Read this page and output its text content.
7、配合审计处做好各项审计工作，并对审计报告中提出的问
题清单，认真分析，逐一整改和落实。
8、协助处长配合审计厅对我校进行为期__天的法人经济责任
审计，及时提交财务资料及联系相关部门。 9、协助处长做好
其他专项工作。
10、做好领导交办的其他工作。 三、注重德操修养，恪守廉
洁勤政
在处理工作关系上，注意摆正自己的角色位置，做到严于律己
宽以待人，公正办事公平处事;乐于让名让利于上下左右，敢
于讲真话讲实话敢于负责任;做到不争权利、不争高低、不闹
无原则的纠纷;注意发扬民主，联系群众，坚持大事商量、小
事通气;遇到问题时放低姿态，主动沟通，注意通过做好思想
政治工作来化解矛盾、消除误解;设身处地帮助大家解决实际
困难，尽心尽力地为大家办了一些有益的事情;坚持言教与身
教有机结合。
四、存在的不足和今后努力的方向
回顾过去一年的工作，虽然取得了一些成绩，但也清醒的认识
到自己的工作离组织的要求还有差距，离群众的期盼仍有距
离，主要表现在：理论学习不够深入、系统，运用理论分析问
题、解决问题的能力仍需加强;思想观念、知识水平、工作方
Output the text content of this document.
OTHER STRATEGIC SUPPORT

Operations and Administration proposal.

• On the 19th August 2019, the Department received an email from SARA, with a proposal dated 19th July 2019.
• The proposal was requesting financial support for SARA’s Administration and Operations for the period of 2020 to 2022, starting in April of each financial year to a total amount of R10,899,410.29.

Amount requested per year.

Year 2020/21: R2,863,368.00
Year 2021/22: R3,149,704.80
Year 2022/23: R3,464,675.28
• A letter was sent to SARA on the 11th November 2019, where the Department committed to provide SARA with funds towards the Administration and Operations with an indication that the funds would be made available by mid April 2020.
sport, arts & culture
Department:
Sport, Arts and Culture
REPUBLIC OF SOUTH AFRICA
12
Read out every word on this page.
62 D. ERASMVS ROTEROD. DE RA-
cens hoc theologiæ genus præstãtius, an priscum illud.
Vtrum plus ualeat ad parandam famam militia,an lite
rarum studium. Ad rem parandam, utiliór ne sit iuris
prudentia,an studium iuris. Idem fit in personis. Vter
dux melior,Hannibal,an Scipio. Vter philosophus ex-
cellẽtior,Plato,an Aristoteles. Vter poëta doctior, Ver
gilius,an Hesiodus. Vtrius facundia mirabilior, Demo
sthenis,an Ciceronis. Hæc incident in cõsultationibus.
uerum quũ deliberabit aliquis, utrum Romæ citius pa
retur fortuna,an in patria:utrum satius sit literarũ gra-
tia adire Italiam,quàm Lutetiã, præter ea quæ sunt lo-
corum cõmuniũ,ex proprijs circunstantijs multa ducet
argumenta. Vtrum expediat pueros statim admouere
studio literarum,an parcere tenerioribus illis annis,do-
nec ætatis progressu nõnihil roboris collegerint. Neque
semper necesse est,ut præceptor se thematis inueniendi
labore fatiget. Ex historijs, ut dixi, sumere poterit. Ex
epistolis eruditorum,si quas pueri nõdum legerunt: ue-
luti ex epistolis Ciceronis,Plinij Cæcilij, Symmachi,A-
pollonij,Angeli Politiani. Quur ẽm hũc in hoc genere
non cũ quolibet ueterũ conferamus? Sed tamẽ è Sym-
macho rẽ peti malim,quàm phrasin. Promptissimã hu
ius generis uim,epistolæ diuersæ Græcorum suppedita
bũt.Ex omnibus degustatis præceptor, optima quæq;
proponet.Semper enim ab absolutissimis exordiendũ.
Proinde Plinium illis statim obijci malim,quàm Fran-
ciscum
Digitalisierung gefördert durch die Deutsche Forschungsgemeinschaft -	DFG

------

EXERCISE DIRECTIONS: Gather up the lines that contain the word "Department".

SOLUTION:
• On the 19th August 2019, the Department received an email from SARA, with a proposal dated 19th July 2019.
• A letter was sent to SARA on the 11th November 2019, where the Department committed to provide SARA with funds towards the Administration and Operations with an indication that the funds would be made available by mid April 2020.
Department:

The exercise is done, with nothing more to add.